■ THE EXERCISE: Format the lines from the first one through the line containing "svg-text:26: 26 <box>1142 798 1159 818</box>", inclusive, as a numbered list, omitting any blank lines.

■ DATA SHOWN:
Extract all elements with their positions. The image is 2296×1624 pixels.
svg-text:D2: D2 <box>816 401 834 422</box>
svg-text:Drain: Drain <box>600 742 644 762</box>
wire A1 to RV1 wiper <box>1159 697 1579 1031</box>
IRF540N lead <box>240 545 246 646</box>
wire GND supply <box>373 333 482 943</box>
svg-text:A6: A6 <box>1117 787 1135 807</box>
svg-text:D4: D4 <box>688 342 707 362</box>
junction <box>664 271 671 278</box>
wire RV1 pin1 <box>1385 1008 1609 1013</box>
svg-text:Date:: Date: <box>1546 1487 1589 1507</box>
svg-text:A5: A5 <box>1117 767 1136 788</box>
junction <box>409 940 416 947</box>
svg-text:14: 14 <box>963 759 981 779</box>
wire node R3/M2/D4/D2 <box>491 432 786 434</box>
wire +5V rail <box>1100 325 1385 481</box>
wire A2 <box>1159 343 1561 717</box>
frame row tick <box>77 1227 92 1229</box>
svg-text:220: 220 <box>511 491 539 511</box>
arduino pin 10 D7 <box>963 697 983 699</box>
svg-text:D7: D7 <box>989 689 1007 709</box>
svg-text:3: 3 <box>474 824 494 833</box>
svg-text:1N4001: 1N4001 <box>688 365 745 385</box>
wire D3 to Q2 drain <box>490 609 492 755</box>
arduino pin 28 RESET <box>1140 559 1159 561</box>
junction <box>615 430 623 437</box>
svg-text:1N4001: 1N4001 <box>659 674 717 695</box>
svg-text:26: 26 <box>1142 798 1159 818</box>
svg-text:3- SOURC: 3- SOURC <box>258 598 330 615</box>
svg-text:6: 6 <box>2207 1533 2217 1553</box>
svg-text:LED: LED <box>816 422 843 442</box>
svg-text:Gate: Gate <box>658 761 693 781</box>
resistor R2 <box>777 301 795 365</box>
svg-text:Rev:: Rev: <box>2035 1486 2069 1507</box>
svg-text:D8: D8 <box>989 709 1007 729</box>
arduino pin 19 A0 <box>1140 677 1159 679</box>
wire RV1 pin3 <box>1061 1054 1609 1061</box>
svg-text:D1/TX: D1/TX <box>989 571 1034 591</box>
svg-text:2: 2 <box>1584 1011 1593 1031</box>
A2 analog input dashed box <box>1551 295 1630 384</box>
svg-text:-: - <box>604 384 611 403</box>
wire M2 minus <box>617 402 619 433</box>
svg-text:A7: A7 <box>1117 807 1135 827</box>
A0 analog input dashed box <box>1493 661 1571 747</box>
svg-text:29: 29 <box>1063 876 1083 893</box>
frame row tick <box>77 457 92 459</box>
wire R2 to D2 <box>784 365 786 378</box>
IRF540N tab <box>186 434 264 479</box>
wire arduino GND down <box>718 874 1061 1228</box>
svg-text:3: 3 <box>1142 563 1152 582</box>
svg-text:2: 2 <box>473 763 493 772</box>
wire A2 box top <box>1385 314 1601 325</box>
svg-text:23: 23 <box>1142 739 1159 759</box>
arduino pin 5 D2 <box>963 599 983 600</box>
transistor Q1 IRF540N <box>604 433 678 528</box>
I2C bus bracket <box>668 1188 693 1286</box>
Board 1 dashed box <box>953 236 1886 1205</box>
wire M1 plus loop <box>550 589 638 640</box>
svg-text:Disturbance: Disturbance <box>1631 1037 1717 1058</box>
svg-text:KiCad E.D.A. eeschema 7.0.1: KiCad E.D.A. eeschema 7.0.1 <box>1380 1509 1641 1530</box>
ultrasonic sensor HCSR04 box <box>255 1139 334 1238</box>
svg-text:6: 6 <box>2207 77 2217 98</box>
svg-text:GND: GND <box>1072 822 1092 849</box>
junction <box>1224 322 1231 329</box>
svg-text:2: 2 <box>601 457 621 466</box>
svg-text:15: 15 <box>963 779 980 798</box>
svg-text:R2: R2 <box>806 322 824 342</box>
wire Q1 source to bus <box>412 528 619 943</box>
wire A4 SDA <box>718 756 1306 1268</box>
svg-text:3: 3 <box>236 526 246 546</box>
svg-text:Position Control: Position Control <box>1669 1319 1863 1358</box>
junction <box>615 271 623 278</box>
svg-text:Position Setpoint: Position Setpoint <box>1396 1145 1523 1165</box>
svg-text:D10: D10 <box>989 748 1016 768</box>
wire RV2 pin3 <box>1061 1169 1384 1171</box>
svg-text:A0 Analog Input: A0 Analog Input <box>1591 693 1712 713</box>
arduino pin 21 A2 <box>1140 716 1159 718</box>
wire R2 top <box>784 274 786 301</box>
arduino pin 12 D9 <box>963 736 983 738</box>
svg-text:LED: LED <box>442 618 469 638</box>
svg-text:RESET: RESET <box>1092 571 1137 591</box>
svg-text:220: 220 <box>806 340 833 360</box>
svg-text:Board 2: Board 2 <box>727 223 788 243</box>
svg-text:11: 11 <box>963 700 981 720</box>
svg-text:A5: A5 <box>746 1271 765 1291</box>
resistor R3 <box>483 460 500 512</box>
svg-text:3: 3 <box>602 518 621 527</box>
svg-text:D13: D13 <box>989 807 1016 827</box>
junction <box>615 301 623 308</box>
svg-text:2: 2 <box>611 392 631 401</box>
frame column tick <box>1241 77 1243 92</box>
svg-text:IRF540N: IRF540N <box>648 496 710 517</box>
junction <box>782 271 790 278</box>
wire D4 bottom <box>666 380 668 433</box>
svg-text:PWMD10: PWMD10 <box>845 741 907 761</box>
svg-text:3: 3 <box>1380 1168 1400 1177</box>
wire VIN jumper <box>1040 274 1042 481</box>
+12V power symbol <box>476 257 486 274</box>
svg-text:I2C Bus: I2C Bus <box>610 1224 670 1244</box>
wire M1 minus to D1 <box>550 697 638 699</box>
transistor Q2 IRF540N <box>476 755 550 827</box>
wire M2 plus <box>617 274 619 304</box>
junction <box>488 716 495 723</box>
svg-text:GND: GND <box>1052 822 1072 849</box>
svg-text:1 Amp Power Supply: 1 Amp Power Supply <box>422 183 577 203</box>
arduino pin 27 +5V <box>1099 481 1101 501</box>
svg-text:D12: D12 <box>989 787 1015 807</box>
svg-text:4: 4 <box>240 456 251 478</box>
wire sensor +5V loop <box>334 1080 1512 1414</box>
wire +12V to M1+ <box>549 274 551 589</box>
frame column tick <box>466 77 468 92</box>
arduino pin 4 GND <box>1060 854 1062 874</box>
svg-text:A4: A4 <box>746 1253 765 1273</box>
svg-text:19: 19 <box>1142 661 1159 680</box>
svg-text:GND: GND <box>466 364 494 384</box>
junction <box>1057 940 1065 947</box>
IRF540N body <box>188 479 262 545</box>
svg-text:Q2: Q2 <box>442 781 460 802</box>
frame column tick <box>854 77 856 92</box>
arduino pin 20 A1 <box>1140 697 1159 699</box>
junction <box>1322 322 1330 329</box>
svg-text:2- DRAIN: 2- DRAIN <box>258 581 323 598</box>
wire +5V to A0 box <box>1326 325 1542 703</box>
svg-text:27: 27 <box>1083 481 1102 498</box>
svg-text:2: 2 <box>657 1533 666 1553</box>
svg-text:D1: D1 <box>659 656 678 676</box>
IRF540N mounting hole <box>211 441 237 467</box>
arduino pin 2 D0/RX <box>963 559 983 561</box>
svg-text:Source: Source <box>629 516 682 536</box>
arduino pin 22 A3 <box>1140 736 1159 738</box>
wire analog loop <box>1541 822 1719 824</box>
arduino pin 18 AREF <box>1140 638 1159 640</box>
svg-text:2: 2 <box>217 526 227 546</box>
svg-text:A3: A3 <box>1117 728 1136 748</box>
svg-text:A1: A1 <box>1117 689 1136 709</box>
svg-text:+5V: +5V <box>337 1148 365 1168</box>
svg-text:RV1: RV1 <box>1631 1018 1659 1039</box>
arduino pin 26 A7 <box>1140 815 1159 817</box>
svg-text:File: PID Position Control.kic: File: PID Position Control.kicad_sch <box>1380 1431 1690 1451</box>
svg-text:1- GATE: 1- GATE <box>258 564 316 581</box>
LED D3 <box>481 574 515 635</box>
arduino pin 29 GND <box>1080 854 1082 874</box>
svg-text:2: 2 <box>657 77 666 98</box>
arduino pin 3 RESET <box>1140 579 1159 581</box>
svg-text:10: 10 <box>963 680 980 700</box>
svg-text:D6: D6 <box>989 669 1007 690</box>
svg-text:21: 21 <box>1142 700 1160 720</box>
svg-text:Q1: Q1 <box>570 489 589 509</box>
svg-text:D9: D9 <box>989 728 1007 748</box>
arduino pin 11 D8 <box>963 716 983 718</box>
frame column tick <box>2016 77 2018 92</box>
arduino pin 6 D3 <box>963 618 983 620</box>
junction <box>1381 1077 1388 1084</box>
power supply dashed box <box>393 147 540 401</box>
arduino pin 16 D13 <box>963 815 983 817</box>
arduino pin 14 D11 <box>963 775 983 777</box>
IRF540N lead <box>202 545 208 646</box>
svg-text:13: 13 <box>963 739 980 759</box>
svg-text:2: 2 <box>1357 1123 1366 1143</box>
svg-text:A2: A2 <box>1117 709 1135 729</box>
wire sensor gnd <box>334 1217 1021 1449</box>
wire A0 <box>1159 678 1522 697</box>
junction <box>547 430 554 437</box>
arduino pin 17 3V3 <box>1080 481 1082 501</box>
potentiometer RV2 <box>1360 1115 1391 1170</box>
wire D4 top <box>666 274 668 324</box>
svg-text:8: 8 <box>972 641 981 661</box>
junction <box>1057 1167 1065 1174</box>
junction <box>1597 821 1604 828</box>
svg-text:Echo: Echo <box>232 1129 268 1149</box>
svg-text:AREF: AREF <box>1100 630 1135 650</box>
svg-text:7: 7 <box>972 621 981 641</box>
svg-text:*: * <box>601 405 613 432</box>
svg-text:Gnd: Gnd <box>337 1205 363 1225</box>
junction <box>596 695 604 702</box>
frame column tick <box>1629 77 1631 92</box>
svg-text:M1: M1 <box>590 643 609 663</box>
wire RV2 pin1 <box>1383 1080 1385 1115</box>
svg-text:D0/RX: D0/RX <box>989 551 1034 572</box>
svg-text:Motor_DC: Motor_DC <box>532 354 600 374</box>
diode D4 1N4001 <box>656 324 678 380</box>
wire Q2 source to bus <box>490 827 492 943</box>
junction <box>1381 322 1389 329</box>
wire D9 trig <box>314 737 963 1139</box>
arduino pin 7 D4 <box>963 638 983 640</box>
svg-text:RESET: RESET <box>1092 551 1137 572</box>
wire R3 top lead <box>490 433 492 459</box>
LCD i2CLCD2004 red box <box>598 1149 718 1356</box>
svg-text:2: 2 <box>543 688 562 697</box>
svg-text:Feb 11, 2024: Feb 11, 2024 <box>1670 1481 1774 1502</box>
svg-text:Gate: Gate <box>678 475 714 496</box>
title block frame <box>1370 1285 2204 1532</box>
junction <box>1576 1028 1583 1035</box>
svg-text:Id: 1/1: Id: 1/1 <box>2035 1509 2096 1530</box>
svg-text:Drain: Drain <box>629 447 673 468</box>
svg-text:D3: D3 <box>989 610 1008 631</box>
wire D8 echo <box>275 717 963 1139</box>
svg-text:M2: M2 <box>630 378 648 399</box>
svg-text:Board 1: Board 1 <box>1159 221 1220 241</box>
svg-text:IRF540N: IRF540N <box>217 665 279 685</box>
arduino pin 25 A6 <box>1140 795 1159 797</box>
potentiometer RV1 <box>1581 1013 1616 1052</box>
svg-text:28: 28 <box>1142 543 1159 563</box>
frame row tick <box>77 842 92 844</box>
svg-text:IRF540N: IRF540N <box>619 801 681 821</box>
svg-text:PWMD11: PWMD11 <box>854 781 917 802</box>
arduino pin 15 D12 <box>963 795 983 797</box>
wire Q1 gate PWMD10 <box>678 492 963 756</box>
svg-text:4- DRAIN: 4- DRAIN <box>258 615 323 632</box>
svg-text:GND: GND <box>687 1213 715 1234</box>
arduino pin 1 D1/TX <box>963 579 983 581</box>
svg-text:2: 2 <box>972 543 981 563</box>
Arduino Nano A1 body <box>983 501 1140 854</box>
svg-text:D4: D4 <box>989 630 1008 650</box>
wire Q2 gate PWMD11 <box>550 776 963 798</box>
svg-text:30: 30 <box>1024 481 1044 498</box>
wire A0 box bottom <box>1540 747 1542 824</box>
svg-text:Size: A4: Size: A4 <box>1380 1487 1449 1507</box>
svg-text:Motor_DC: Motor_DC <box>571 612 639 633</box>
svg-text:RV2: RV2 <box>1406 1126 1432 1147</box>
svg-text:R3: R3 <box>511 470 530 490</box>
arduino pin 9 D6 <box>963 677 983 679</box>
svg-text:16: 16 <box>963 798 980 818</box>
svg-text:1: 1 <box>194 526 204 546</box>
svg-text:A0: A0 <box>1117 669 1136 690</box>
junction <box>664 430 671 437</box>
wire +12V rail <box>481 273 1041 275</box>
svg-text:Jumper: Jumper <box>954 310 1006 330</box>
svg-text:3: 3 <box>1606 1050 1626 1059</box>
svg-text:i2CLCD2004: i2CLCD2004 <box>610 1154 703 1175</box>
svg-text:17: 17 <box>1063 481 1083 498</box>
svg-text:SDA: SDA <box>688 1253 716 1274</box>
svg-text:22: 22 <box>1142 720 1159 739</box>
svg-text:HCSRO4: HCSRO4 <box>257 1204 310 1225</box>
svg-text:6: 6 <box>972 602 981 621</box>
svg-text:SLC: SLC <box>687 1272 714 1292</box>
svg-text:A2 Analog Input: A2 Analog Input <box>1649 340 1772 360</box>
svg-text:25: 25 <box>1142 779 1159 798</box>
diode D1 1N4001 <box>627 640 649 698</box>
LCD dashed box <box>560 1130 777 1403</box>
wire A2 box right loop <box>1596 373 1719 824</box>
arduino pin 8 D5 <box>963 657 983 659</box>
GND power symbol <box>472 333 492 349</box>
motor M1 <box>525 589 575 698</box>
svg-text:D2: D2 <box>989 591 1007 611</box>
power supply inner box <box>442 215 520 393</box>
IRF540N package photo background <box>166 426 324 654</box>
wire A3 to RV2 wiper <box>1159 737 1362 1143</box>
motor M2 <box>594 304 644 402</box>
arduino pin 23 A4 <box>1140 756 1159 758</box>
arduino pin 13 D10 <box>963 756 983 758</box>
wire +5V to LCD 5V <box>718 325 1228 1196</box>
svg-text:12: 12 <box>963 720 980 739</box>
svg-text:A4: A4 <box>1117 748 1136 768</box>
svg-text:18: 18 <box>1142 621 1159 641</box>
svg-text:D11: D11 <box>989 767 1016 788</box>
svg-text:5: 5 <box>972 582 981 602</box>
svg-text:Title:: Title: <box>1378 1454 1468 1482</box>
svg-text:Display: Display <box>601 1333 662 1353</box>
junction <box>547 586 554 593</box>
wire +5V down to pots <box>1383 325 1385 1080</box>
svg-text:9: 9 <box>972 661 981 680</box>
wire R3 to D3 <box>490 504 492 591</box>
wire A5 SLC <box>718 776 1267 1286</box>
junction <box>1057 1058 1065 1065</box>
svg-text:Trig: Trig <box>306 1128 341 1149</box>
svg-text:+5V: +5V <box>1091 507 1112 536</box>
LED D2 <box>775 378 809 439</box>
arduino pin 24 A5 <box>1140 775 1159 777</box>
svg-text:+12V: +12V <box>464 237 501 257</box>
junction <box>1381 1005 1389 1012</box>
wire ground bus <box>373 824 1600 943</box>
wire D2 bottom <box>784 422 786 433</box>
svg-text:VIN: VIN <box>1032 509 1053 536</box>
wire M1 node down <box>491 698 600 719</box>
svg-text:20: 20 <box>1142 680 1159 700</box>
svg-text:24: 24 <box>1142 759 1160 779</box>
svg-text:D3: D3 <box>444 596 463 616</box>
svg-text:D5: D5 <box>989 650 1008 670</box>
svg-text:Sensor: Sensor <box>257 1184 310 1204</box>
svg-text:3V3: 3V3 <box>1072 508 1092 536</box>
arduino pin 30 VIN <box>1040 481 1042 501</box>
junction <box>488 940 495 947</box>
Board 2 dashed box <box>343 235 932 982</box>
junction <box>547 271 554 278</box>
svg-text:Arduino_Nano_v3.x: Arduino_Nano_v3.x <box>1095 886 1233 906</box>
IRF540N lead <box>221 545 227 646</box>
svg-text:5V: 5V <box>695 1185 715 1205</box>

■ THE OUTPUT:
1. Extract all elements with their positions. The image is 2296×1624 pixels.
2. svg-text:D2: D2 <box>816 401 834 422</box>
3. svg-text:Drain: Drain <box>600 742 644 762</box>
4. wire A1 to RV1 wiper <box>1159 697 1579 1031</box>
5. IRF540N lead <box>240 545 246 646</box>
6. wire GND supply <box>373 333 482 943</box>
7. svg-text:A6: A6 <box>1117 787 1135 807</box>
8. svg-text:D4: D4 <box>688 342 707 362</box>
9. junction <box>664 271 671 278</box>
10. wire RV1 pin1 <box>1385 1008 1609 1013</box>
11. svg-text:Date:: Date: <box>1546 1487 1589 1507</box>
12. svg-text:A5: A5 <box>1117 767 1136 788</box>
13. junction <box>409 940 416 947</box>
14. svg-text:14: 14 <box>963 759 981 779</box>
15. wire node R3/M2/D4/D2 <box>491 432 786 434</box>
16. wire +5V rail <box>1100 325 1385 481</box>
17. wire A2 <box>1159 343 1561 717</box>
18. frame row tick <box>77 1227 92 1229</box>
19. svg-text:220: 220 <box>511 491 539 511</box>
20. arduino pin 10 D7 <box>963 697 983 699</box>
21. svg-text:D7: D7 <box>989 689 1007 709</box>
22. svg-text:3: 3 <box>474 824 494 833</box>
23. svg-text:1N4001: 1N4001 <box>688 365 745 385</box>
24. wire D3 to Q2 drain <box>490 609 492 755</box>
25. arduino pin 28 RESET <box>1140 559 1159 561</box>
26. junction <box>615 430 623 437</box>
27. svg-text:1N4001: 1N4001 <box>659 674 717 695</box>
28. svg-text:26: 26 <box>1142 798 1159 818</box>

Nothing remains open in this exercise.